> [WHAT YOU HAVE TO DO]
Set down each line of the data below exactly as it stands, dropping the pictures.

start

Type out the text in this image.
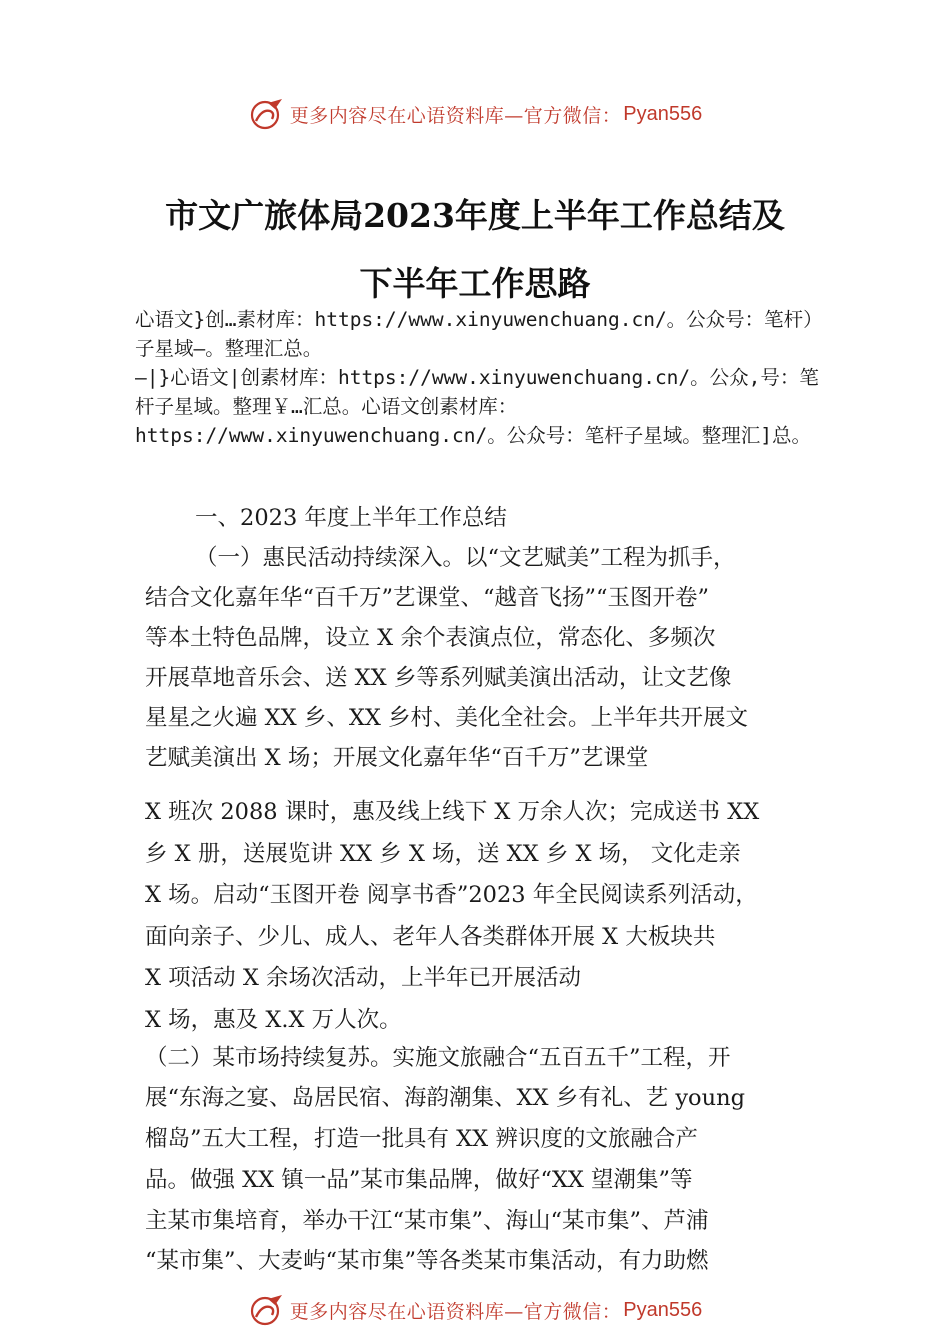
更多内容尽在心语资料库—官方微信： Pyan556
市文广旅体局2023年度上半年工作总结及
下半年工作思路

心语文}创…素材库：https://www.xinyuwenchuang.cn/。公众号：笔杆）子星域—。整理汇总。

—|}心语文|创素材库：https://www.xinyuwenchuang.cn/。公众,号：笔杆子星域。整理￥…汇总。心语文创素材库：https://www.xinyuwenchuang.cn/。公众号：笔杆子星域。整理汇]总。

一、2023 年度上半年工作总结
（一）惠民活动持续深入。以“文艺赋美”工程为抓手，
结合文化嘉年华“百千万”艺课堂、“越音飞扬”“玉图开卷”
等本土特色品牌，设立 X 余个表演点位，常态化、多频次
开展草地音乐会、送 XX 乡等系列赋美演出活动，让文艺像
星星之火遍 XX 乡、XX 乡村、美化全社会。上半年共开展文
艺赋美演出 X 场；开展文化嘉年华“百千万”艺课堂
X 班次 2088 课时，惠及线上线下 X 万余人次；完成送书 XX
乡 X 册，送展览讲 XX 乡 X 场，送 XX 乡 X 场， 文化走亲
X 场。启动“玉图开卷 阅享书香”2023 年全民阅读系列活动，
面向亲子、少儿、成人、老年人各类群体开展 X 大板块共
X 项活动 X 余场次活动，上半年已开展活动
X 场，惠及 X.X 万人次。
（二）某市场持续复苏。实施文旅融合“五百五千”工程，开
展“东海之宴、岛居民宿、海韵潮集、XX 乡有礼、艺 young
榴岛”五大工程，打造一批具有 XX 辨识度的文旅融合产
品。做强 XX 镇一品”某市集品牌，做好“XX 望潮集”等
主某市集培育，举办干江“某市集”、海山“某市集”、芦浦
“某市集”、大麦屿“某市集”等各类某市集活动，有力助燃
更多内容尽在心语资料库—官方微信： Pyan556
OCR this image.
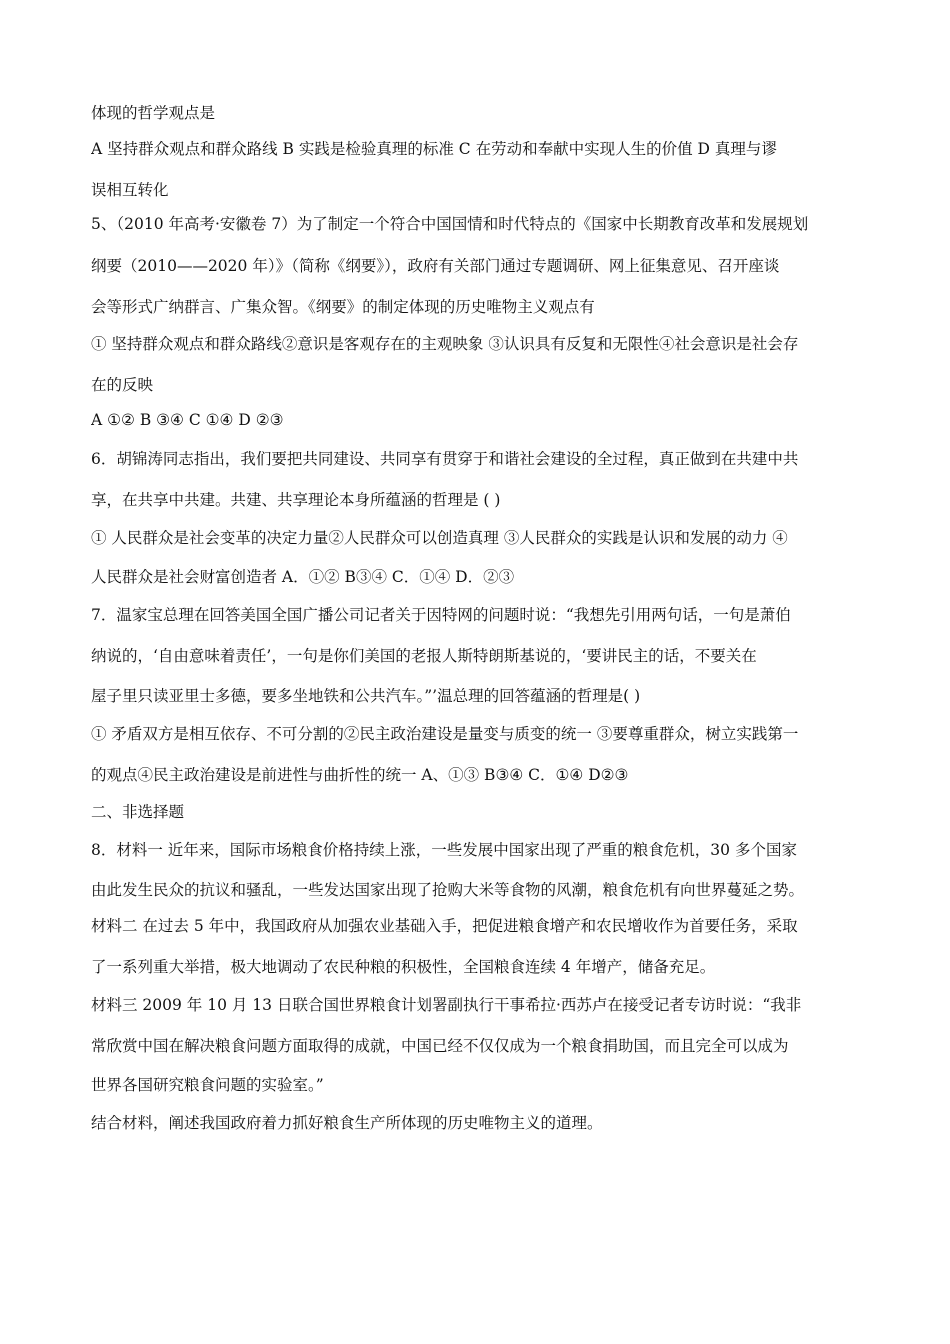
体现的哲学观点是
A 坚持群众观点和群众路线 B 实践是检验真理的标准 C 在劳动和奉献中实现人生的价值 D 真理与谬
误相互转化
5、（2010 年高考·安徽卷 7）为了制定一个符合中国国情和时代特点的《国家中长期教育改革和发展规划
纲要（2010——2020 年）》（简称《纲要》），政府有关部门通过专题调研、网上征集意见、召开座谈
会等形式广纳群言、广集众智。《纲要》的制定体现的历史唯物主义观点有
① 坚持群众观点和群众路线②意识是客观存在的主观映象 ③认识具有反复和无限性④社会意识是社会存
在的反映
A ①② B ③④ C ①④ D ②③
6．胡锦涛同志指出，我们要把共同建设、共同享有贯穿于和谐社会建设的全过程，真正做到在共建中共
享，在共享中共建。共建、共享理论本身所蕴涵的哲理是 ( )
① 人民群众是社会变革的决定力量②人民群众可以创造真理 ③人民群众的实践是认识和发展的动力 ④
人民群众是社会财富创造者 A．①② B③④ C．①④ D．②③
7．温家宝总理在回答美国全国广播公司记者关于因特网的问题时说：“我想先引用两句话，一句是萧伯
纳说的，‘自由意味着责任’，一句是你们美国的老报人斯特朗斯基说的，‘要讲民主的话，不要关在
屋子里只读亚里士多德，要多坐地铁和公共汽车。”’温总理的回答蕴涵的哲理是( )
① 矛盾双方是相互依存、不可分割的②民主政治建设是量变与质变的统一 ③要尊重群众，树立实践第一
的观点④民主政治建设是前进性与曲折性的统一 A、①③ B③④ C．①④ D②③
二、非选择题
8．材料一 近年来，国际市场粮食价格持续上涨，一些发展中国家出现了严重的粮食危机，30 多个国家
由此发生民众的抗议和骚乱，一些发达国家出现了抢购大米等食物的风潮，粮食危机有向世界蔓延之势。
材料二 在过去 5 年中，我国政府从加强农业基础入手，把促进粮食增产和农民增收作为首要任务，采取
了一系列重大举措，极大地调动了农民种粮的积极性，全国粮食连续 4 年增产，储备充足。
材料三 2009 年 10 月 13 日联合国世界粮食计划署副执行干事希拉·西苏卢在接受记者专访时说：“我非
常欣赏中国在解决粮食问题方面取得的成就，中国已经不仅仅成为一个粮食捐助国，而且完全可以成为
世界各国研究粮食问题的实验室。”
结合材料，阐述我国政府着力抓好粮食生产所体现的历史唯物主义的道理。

end

> [OUTPUT FOR THIS TASK]
Type out the text in this image.
更多内容尽在心语资料库—官方微信： Pyan556
市文广旅体局2023年度上半年工作总结及
下半年工作思路

心语文}创…素材库：https://www.xinyuwenchuang.cn/。公众号：笔杆）子星域—。整理汇总。

—|}心语文|创素材库：https://www.xinyuwenchuang.cn/。公众,号：笔杆子星域。整理￥…汇总。心语文创素材库：https://www.xinyuwenchuang.cn/。公众号：笔杆子星域。整理汇]总。

一、2023 年度上半年工作总结
（一）惠民活动持续深入。以“文艺赋美”工程为抓手，
结合文化嘉年华“百千万”艺课堂、“越音飞扬”“玉图开卷”
等本土特色品牌，设立 X 余个表演点位，常态化、多频次
开展草地音乐会、送 XX 乡等系列赋美演出活动，让文艺像
星星之火遍 XX 乡、XX 乡村、美化全社会。上半年共开展文
艺赋美演出 X 场；开展文化嘉年华“百千万”艺课堂
X 班次 2088 课时，惠及线上线下 X 万余人次；完成送书 XX
乡 X 册，送展览讲 XX 乡 X 场，送 XX 乡 X 场， 文化走亲
X 场。启动“玉图开卷 阅享书香”2023 年全民阅读系列活动，
面向亲子、少儿、成人、老年人各类群体开展 X 大板块共
X 项活动 X 余场次活动，上半年已开展活动
X 场，惠及 X.X 万人次。
（二）某市场持续复苏。实施文旅融合“五百五千”工程，开
展“东海之宴、岛居民宿、海韵潮集、XX 乡有礼、艺 young
榴岛”五大工程，打造一批具有 XX 辨识度的文旅融合产
品。做强 XX 镇一品”某市集品牌，做好“XX 望潮集”等
主某市集培育，举办干江“某市集”、海山“某市集”、芦浦
“某市集”、大麦屿“某市集”等各类某市集活动，有力助燃
更多内容尽在心语资料库—官方微信： Pyan556
OCR this image.
体现的哲学观点是
A 坚持群众观点和群众路线 B 实践是检验真理的标准 C 在劳动和奉献中实现人生的价值 D 真理与谬
误相互转化
5、（2010 年高考·安徽卷 7）为了制定一个符合中国国情和时代特点的《国家中长期教育改革和发展规划
纲要（2010——2020 年）》（简称《纲要》），政府有关部门通过专题调研、网上征集意见、召开座谈
会等形式广纳群言、广集众智。《纲要》的制定体现的历史唯物主义观点有
① 坚持群众观点和群众路线②意识是客观存在的主观映象 ③认识具有反复和无限性④社会意识是社会存
在的反映
A ①② B ③④ C ①④ D ②③
6．胡锦涛同志指出，我们要把共同建设、共同享有贯穿于和谐社会建设的全过程，真正做到在共建中共
享，在共享中共建。共建、共享理论本身所蕴涵的哲理是 ( )
① 人民群众是社会变革的决定力量②人民群众可以创造真理 ③人民群众的实践是认识和发展的动力 ④
人民群众是社会财富创造者 A．①② B③④ C．①④ D．②③
7．温家宝总理在回答美国全国广播公司记者关于因特网的问题时说：“我想先引用两句话，一句是萧伯
纳说的，‘自由意味着责任’，一句是你们美国的老报人斯特朗斯基说的，‘要讲民主的话，不要关在
屋子里只读亚里士多德，要多坐地铁和公共汽车。”’温总理的回答蕴涵的哲理是( )
① 矛盾双方是相互依存、不可分割的②民主政治建设是量变与质变的统一 ③要尊重群众，树立实践第一
的观点④民主政治建设是前进性与曲折性的统一 A、①③ B③④ C．①④ D②③
二、非选择题
8．材料一 近年来，国际市场粮食价格持续上涨，一些发展中国家出现了严重的粮食危机，30 多个国家
由此发生民众的抗议和骚乱，一些发达国家出现了抢购大米等食物的风潮，粮食危机有向世界蔓延之势。
材料二 在过去 5 年中，我国政府从加强农业基础入手，把促进粮食增产和农民增收作为首要任务，采取
了一系列重大举措，极大地调动了农民种粮的积极性，全国粮食连续 4 年增产，储备充足。
材料三 2009 年 10 月 13 日联合国世界粮食计划署副执行干事希拉·西苏卢在接受记者专访时说：“我非
常欣赏中国在解决粮食问题方面取得的成就，中国已经不仅仅成为一个粮食捐助国，而且完全可以成为
世界各国研究粮食问题的实验室。”
结合材料，阐述我国政府着力抓好粮食生产所体现的历史唯物主义的道理。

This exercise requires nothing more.